The exercise
From the listing below, pull out all lines with "occupied" in them.

Dataset records
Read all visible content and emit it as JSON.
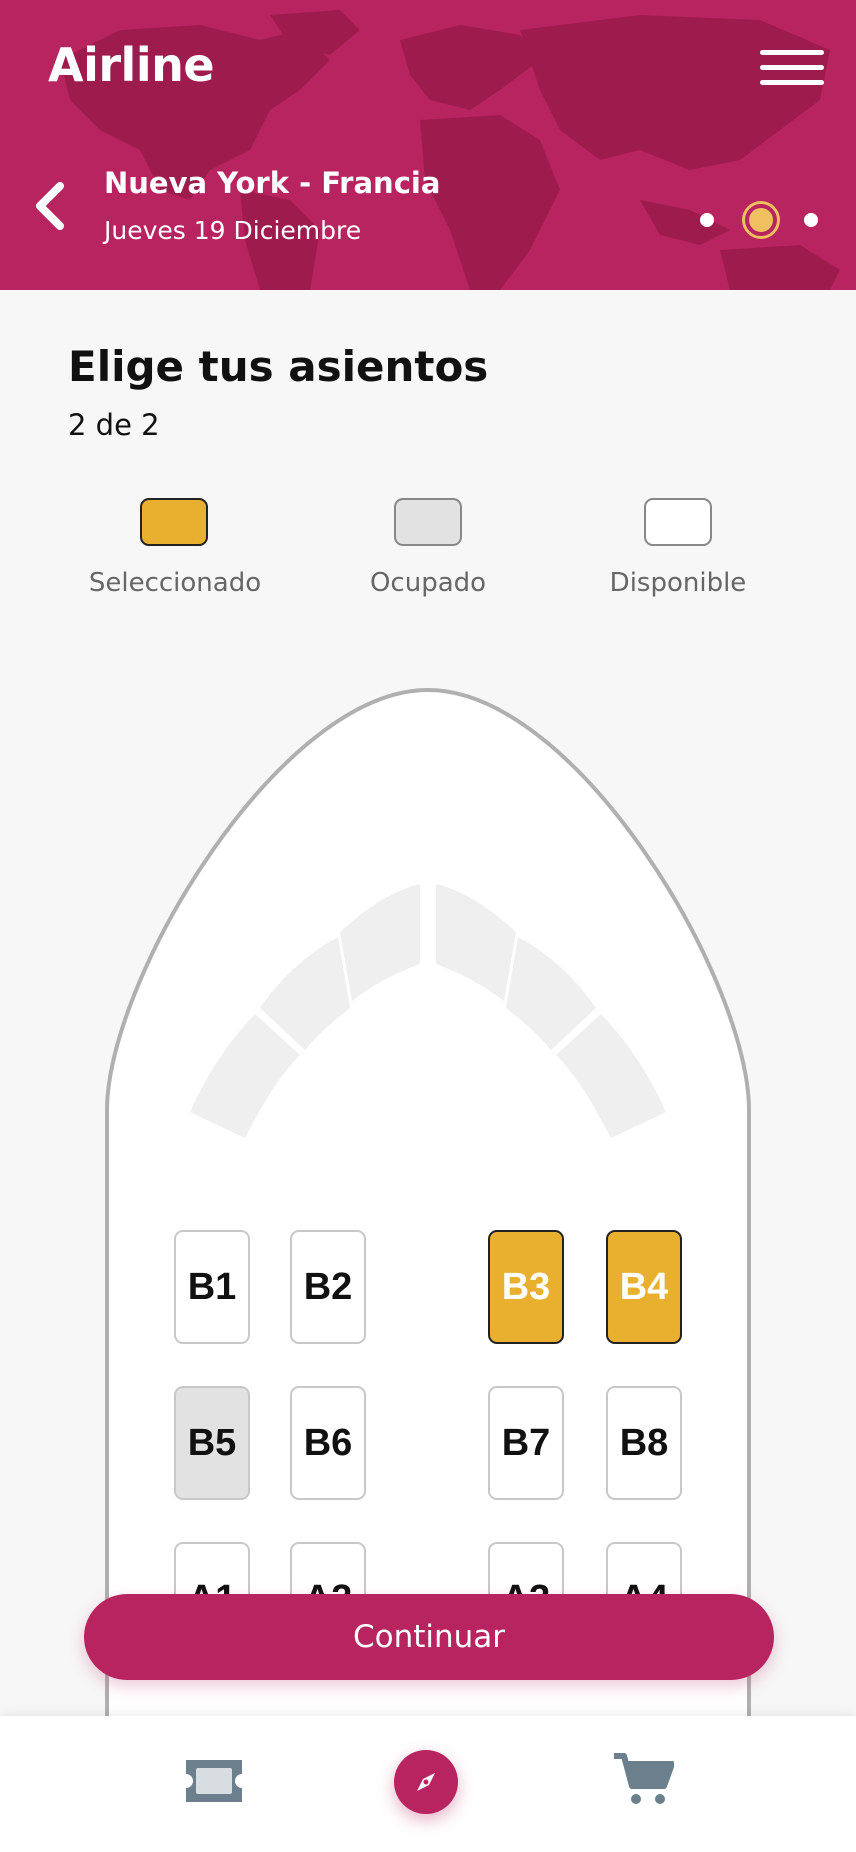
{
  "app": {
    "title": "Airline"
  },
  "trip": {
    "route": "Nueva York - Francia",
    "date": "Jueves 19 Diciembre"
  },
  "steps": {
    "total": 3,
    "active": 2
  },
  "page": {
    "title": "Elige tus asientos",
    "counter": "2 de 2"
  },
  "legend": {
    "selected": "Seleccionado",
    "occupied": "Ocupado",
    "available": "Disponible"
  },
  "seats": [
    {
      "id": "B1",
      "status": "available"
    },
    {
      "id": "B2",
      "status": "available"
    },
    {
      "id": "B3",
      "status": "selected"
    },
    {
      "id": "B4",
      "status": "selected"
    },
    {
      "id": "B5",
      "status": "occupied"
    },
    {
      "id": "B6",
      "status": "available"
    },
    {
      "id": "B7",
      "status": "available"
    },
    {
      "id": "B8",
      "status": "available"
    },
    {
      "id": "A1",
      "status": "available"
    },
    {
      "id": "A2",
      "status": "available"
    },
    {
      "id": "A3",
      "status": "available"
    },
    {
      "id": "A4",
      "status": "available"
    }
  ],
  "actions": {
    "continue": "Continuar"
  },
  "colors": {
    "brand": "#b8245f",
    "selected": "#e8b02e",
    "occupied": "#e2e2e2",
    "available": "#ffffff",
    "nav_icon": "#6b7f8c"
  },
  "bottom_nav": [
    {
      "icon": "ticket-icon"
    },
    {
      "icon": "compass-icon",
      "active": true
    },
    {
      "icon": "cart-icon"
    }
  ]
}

Written response
    "occupied": "Ocupado",
      "status": "occupied"
    "occupied": "#e2e2e2",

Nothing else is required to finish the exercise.